*Task statement*. Faithfully return all lines, omitting every embedded picture.

(begin)

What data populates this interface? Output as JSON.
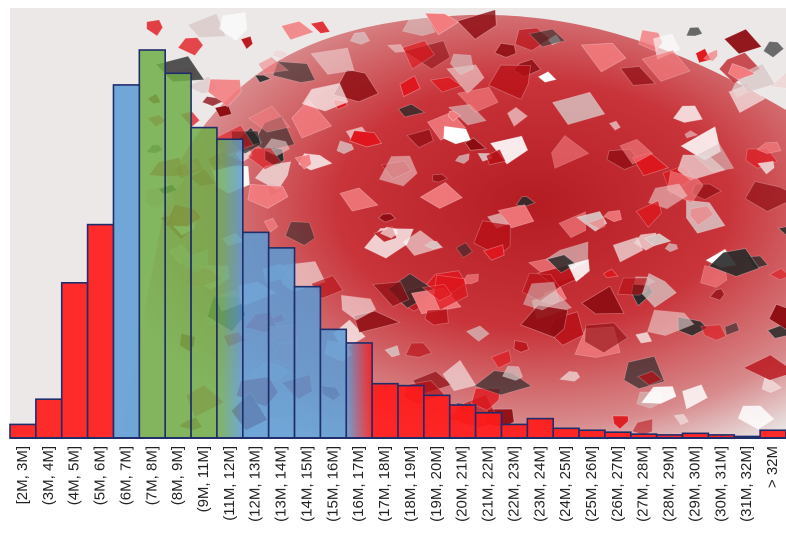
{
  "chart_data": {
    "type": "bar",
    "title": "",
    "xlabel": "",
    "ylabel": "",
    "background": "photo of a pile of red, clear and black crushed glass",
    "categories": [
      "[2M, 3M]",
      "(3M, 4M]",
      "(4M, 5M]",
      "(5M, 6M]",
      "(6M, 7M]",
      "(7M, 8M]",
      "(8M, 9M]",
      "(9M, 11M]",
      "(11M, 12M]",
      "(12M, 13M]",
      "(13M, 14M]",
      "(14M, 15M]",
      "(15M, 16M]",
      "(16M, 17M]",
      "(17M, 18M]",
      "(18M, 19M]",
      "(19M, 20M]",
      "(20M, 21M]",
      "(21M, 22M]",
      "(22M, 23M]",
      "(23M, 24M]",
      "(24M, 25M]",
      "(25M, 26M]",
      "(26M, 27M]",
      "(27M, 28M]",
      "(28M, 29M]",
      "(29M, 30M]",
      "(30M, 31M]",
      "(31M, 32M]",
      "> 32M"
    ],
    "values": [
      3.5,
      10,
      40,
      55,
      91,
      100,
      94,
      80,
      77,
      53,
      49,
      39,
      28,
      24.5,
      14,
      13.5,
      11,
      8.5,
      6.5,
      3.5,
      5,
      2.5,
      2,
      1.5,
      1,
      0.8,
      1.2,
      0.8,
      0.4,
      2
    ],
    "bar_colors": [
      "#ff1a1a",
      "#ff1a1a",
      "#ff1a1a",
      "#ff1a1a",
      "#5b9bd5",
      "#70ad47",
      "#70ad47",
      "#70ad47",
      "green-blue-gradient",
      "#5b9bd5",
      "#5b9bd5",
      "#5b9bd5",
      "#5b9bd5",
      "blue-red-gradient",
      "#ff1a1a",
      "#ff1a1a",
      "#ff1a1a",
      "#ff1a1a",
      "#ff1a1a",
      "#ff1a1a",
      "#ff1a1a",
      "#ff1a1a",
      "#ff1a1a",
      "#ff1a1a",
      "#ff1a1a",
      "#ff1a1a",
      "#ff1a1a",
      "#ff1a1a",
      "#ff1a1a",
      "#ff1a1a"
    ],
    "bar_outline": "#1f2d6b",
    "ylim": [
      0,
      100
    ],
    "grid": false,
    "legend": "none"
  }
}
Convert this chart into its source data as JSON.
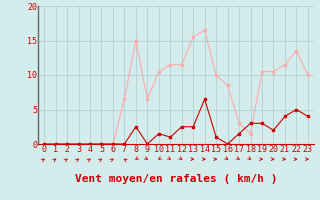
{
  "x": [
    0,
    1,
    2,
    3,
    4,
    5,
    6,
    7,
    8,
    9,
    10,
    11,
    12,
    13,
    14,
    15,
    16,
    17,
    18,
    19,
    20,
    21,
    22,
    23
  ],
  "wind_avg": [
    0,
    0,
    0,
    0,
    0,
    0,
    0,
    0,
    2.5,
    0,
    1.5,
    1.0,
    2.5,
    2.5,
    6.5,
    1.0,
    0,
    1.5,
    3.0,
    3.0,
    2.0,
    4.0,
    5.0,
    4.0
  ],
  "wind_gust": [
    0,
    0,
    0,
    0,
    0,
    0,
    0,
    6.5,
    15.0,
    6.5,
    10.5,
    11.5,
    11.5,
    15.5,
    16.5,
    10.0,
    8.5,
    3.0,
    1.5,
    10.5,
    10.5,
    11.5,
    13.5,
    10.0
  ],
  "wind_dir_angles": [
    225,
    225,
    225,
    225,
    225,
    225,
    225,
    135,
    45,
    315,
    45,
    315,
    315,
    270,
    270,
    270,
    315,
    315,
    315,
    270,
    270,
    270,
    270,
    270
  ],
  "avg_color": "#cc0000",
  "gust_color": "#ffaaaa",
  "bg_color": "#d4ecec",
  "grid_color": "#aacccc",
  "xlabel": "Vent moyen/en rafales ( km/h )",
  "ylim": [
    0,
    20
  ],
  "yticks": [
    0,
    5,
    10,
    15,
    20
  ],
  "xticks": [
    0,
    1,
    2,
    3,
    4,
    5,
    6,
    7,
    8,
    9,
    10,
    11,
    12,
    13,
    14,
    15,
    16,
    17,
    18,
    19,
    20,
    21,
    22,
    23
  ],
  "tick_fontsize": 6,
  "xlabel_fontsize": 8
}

(end)

*Reply*.
What data populates this interface? Output as JSON.
{
  "chart_data": {
    "type": "bar",
    "title": "",
    "xlabel": "",
    "ylabel": "",
    "background": "photo of a pile of red, clear and black crushed glass",
    "categories": [
      "[2M, 3M]",
      "(3M, 4M]",
      "(4M, 5M]",
      "(5M, 6M]",
      "(6M, 7M]",
      "(7M, 8M]",
      "(8M, 9M]",
      "(9M, 11M]",
      "(11M, 12M]",
      "(12M, 13M]",
      "(13M, 14M]",
      "(14M, 15M]",
      "(15M, 16M]",
      "(16M, 17M]",
      "(17M, 18M]",
      "(18M, 19M]",
      "(19M, 20M]",
      "(20M, 21M]",
      "(21M, 22M]",
      "(22M, 23M]",
      "(23M, 24M]",
      "(24M, 25M]",
      "(25M, 26M]",
      "(26M, 27M]",
      "(27M, 28M]",
      "(28M, 29M]",
      "(29M, 30M]",
      "(30M, 31M]",
      "(31M, 32M]",
      "> 32M"
    ],
    "values": [
      3.5,
      10,
      40,
      55,
      91,
      100,
      94,
      80,
      77,
      53,
      49,
      39,
      28,
      24.5,
      14,
      13.5,
      11,
      8.5,
      6.5,
      3.5,
      5,
      2.5,
      2,
      1.5,
      1,
      0.8,
      1.2,
      0.8,
      0.4,
      2
    ],
    "bar_colors": [
      "#ff1a1a",
      "#ff1a1a",
      "#ff1a1a",
      "#ff1a1a",
      "#5b9bd5",
      "#70ad47",
      "#70ad47",
      "#70ad47",
      "green-blue-gradient",
      "#5b9bd5",
      "#5b9bd5",
      "#5b9bd5",
      "#5b9bd5",
      "blue-red-gradient",
      "#ff1a1a",
      "#ff1a1a",
      "#ff1a1a",
      "#ff1a1a",
      "#ff1a1a",
      "#ff1a1a",
      "#ff1a1a",
      "#ff1a1a",
      "#ff1a1a",
      "#ff1a1a",
      "#ff1a1a",
      "#ff1a1a",
      "#ff1a1a",
      "#ff1a1a",
      "#ff1a1a",
      "#ff1a1a"
    ],
    "bar_outline": "#1f2d6b",
    "ylim": [
      0,
      100
    ],
    "grid": false,
    "legend": "none"
  }
}
Convert this chart into its source data as JSON.
{
  "x": [
    0,
    1,
    2,
    3,
    4,
    5,
    6,
    7,
    8,
    9,
    10,
    11,
    12,
    13,
    14,
    15,
    16,
    17,
    18,
    19,
    20,
    21,
    22,
    23
  ],
  "wind_avg": [
    0,
    0,
    0,
    0,
    0,
    0,
    0,
    0,
    2.5,
    0,
    1.5,
    1.0,
    2.5,
    2.5,
    6.5,
    1.0,
    0,
    1.5,
    3.0,
    3.0,
    2.0,
    4.0,
    5.0,
    4.0
  ],
  "wind_gust": [
    0,
    0,
    0,
    0,
    0,
    0,
    0,
    6.5,
    15.0,
    6.5,
    10.5,
    11.5,
    11.5,
    15.5,
    16.5,
    10.0,
    8.5,
    3.0,
    1.5,
    10.5,
    10.5,
    11.5,
    13.5,
    10.0
  ],
  "wind_dir_angles": [
    225,
    225,
    225,
    225,
    225,
    225,
    225,
    135,
    45,
    315,
    45,
    315,
    315,
    270,
    270,
    270,
    315,
    315,
    315,
    270,
    270,
    270,
    270,
    270
  ],
  "avg_color": "#cc0000",
  "gust_color": "#ffaaaa",
  "bg_color": "#d4ecec",
  "grid_color": "#aacccc",
  "xlabel": "Vent moyen/en rafales ( km/h )",
  "ylim": [
    0,
    20
  ],
  "yticks": [
    0,
    5,
    10,
    15,
    20
  ],
  "xticks": [
    0,
    1,
    2,
    3,
    4,
    5,
    6,
    7,
    8,
    9,
    10,
    11,
    12,
    13,
    14,
    15,
    16,
    17,
    18,
    19,
    20,
    21,
    22,
    23
  ],
  "tick_fontsize": 6,
  "xlabel_fontsize": 8
}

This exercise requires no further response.